(Records from a dataset)
****************

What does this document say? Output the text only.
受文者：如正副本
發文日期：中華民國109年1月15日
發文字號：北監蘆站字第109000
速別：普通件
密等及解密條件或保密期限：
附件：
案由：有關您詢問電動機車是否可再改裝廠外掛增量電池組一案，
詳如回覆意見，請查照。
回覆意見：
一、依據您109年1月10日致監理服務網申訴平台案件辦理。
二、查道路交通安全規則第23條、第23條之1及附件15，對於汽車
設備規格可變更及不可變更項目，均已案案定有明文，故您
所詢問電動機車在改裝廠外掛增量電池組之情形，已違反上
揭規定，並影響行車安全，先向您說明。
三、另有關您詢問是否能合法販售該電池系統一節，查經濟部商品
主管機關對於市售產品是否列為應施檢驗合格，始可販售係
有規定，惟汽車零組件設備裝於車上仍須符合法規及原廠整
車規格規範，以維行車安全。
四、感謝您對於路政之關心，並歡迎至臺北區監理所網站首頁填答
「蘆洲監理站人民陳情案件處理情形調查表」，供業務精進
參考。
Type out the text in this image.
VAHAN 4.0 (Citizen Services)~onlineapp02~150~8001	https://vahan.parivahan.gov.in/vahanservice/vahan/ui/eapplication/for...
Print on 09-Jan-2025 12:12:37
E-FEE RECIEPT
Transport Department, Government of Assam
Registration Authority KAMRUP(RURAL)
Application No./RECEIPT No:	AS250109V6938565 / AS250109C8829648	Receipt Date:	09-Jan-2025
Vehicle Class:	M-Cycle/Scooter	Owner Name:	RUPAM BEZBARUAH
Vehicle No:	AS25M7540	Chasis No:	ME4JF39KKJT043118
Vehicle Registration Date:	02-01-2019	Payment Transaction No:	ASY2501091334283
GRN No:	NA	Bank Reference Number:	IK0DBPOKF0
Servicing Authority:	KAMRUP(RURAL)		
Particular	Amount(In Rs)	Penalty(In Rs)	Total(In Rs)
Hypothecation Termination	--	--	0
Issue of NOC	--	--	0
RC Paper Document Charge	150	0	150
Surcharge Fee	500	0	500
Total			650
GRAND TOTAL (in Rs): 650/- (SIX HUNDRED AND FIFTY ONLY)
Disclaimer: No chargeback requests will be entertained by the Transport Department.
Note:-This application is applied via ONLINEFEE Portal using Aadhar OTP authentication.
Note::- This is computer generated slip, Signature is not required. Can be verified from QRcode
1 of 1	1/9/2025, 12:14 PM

****************

Give back the data above exactly as it appears.

What does this document say? Output the text only.
受文者：如正副本
發文日期：中華民國109年1月15日
發文字號：北監蘆站字第109000
速別：普通件
密等及解密條件或保密期限：
附件：
案由：有關您詢問電動機車是否可再改裝廠外掛增量電池組一案，
詳如回覆意見，請查照。
回覆意見：
一、依據您109年1月10日致監理服務網申訴平台案件辦理。
二、查道路交通安全規則第23條、第23條之1及附件15，對於汽車
設備規格可變更及不可變更項目，均已案案定有明文，故您
所詢問電動機車在改裝廠外掛增量電池組之情形，已違反上
揭規定，並影響行車安全，先向您說明。
三、另有關您詢問是否能合法販售該電池系統一節，查經濟部商品
主管機關對於市售產品是否列為應施檢驗合格，始可販售係
有規定，惟汽車零組件設備裝於車上仍須符合法規及原廠整
車規格規範，以維行車安全。
四、感謝您對於路政之關心，並歡迎至臺北區監理所網站首頁填答
「蘆洲監理站人民陳情案件處理情形調查表」，供業務精進
參考。
Type out the text in this image.
VAHAN 4.0 (Citizen Services)~onlineapp02~150~8001	https://vahan.parivahan.gov.in/vahanservice/vahan/ui/eapplication/for...
Print on 09-Jan-2025 12:12:37
E-FEE RECIEPT
Transport Department, Government of Assam
Registration Authority KAMRUP(RURAL)
Application No./RECEIPT No:	AS250109V6938565 / AS250109C8829648	Receipt Date:	09-Jan-2025
Vehicle Class:	M-Cycle/Scooter	Owner Name:	RUPAM BEZBARUAH
Vehicle No:	AS25M7540	Chasis No:	ME4JF39KKJT043118
Vehicle Registration Date:	02-01-2019	Payment Transaction No:	ASY2501091334283
GRN No:	NA	Bank Reference Number:	IK0DBPOKF0
Servicing Authority:	KAMRUP(RURAL)		
Particular	Amount(In Rs)	Penalty(In Rs)	Total(In Rs)
Hypothecation Termination	--	--	0
Issue of NOC	--	--	0
RC Paper Document Charge	150	0	150
Surcharge Fee	500	0	500
Total			650
GRAND TOTAL (in Rs): 650/- (SIX HUNDRED AND FIFTY ONLY)
Disclaimer: No chargeback requests will be entertained by the Transport Department.
Note:-This application is applied via ONLINEFEE Portal using Aadhar OTP authentication.
Note::- This is computer generated slip, Signature is not required. Can be verified from QRcode
1 of 1	1/9/2025, 12:14 PM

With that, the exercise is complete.